* What the task requires
Out of the lines below, please list those that hold the string "content".

* Data entries
■ ■ ■ ■ ■ ■ ■

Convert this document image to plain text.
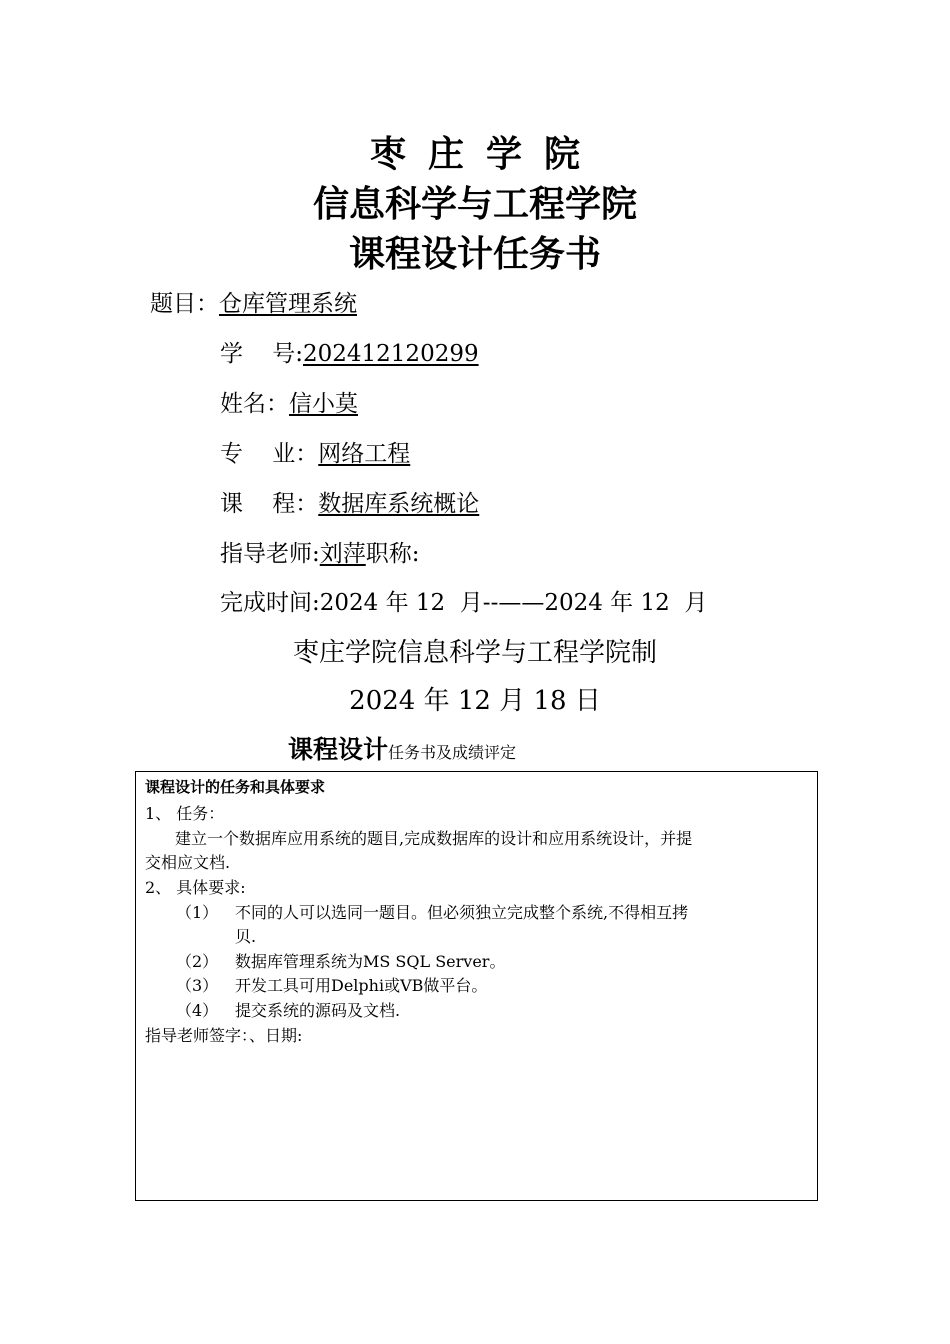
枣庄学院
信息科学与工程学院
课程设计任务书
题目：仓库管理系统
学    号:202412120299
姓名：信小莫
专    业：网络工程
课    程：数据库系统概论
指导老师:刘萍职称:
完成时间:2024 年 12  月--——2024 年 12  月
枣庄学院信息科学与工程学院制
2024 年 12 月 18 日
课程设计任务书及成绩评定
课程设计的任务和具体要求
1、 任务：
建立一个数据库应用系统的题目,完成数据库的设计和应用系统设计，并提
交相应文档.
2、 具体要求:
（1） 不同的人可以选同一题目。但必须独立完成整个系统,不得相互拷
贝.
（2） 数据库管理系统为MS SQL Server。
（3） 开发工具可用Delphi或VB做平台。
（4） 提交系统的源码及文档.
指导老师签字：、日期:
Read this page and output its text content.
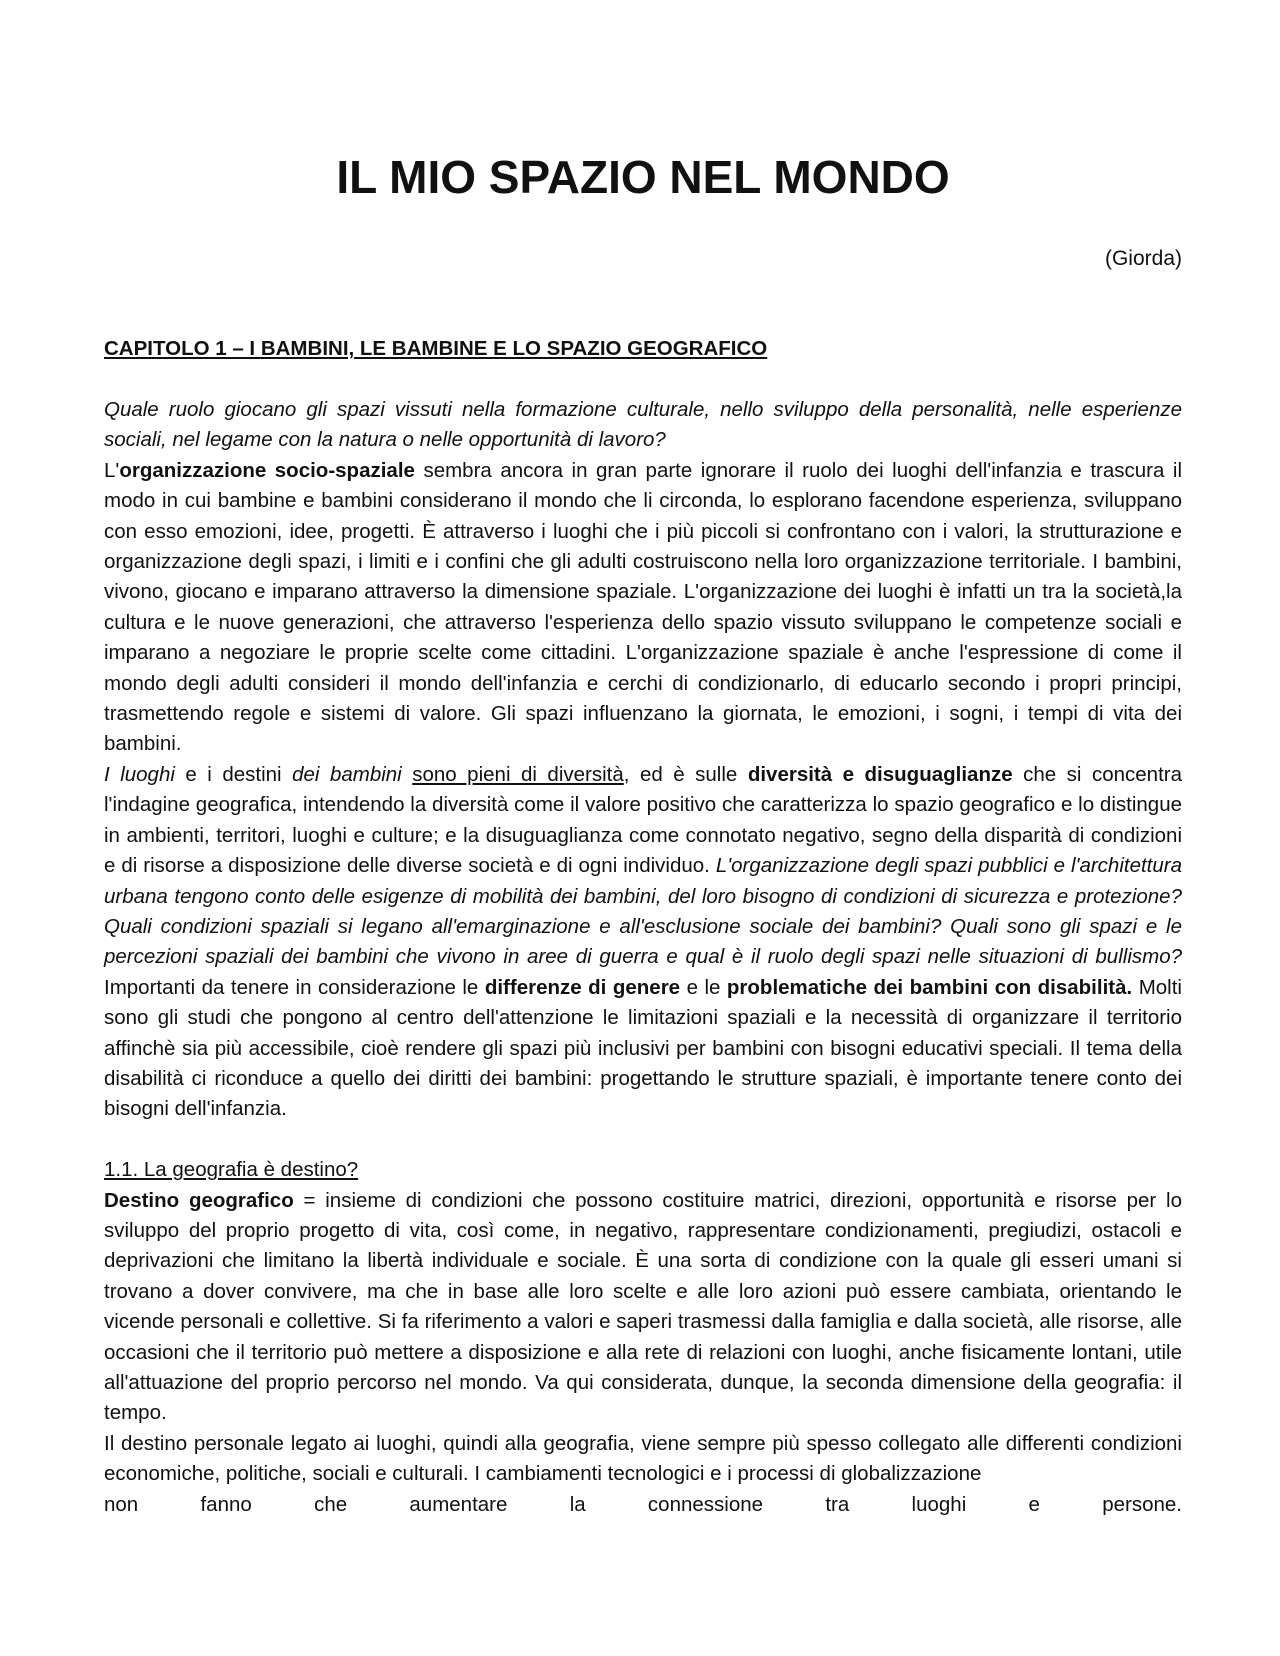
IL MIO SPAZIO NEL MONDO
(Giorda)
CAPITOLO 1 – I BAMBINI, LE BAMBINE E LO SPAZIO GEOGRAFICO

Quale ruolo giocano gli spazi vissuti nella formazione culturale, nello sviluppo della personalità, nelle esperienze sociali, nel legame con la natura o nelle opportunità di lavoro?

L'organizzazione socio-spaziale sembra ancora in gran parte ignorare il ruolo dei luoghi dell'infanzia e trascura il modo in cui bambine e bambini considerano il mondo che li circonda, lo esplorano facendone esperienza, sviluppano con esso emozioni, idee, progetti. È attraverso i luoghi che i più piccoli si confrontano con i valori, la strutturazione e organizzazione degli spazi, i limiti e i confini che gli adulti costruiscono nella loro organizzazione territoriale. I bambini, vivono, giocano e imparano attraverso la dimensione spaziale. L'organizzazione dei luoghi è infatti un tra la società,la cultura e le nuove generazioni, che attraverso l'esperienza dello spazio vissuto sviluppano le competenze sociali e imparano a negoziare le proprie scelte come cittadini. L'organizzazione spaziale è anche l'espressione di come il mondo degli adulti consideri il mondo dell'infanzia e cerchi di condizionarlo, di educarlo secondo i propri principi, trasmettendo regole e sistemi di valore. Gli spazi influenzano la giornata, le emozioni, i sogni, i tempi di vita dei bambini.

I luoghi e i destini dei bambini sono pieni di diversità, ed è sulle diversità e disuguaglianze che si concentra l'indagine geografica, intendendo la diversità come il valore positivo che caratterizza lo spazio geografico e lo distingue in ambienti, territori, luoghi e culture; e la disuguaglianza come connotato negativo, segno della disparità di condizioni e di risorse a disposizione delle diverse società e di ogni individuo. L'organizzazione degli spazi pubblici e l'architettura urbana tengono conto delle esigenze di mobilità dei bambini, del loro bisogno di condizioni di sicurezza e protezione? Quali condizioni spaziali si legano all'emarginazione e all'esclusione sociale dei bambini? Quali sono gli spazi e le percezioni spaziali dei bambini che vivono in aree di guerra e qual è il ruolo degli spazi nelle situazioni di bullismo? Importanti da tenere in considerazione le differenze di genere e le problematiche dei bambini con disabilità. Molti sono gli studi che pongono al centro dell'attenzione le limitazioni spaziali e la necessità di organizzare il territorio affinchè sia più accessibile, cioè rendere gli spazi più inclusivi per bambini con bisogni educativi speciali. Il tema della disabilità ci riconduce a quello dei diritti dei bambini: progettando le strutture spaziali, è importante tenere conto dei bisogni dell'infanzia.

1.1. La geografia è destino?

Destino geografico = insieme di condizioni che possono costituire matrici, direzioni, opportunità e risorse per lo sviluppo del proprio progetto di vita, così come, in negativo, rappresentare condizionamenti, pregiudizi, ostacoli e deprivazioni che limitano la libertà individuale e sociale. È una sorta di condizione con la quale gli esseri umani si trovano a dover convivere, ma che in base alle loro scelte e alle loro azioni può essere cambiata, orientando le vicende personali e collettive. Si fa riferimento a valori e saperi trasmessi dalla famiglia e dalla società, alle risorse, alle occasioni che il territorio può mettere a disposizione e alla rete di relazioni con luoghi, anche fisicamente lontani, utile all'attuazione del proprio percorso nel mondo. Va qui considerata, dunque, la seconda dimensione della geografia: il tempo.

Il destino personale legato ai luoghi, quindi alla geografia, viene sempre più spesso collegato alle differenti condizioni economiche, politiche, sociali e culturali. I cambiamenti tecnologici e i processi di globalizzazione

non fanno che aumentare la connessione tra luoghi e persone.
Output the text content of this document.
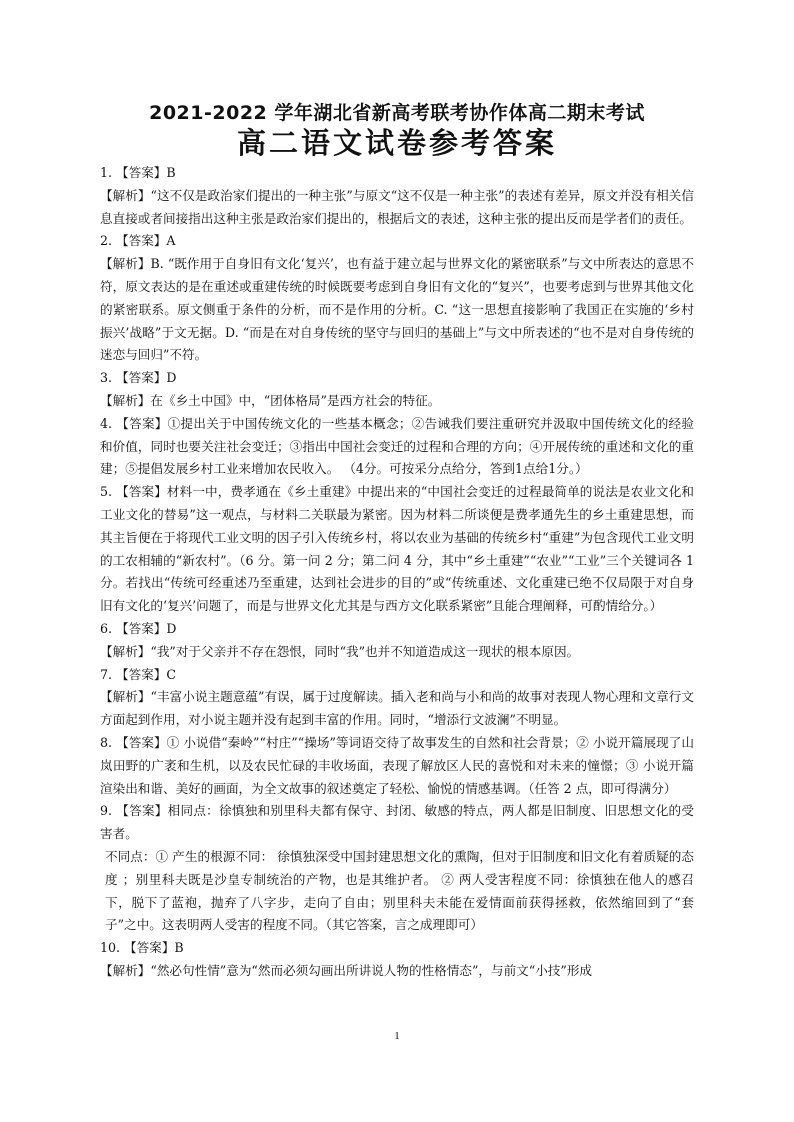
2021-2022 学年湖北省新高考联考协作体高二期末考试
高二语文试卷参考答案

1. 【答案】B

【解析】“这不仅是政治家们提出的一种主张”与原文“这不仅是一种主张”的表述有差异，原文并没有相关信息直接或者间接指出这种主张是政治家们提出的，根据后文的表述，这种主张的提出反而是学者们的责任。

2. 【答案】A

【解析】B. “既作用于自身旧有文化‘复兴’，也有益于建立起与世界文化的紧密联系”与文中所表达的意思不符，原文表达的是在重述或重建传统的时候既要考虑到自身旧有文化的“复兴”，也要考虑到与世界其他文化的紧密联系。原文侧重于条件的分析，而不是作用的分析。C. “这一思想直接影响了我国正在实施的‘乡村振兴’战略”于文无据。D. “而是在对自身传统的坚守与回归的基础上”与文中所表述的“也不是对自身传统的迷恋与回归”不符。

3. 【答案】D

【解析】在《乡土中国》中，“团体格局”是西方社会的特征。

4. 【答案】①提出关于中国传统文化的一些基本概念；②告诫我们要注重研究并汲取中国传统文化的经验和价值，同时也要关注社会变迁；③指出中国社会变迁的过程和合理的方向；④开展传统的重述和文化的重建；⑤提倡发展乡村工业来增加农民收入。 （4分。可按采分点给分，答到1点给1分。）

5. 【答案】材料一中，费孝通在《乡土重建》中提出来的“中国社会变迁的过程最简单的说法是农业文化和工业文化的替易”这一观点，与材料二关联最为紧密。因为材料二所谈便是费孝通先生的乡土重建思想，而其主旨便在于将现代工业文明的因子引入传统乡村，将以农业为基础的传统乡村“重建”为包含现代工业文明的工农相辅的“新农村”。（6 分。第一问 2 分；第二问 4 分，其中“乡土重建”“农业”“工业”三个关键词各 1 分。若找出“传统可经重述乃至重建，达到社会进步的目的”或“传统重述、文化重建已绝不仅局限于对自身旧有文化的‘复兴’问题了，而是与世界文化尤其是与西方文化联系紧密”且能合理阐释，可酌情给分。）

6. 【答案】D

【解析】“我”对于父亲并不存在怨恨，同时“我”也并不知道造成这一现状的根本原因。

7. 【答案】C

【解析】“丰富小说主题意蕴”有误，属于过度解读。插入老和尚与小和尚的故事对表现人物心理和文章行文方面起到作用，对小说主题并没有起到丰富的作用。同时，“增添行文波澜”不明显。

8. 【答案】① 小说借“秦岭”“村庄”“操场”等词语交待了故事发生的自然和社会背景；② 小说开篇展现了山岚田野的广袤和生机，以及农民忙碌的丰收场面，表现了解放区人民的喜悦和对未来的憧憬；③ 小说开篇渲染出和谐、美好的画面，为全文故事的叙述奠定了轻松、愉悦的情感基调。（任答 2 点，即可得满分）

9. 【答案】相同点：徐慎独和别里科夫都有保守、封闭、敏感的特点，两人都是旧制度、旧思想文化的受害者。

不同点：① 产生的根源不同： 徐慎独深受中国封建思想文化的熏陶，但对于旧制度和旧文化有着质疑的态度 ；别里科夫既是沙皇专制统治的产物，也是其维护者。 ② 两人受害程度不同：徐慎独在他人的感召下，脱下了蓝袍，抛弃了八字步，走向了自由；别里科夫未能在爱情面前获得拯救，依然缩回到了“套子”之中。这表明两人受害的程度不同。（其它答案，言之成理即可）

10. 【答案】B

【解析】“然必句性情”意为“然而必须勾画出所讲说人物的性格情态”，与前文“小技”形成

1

■ ■ ■ ■ ■ ■ ■

* Expected answer
Read this page and output its text content.
Output the text content of this document.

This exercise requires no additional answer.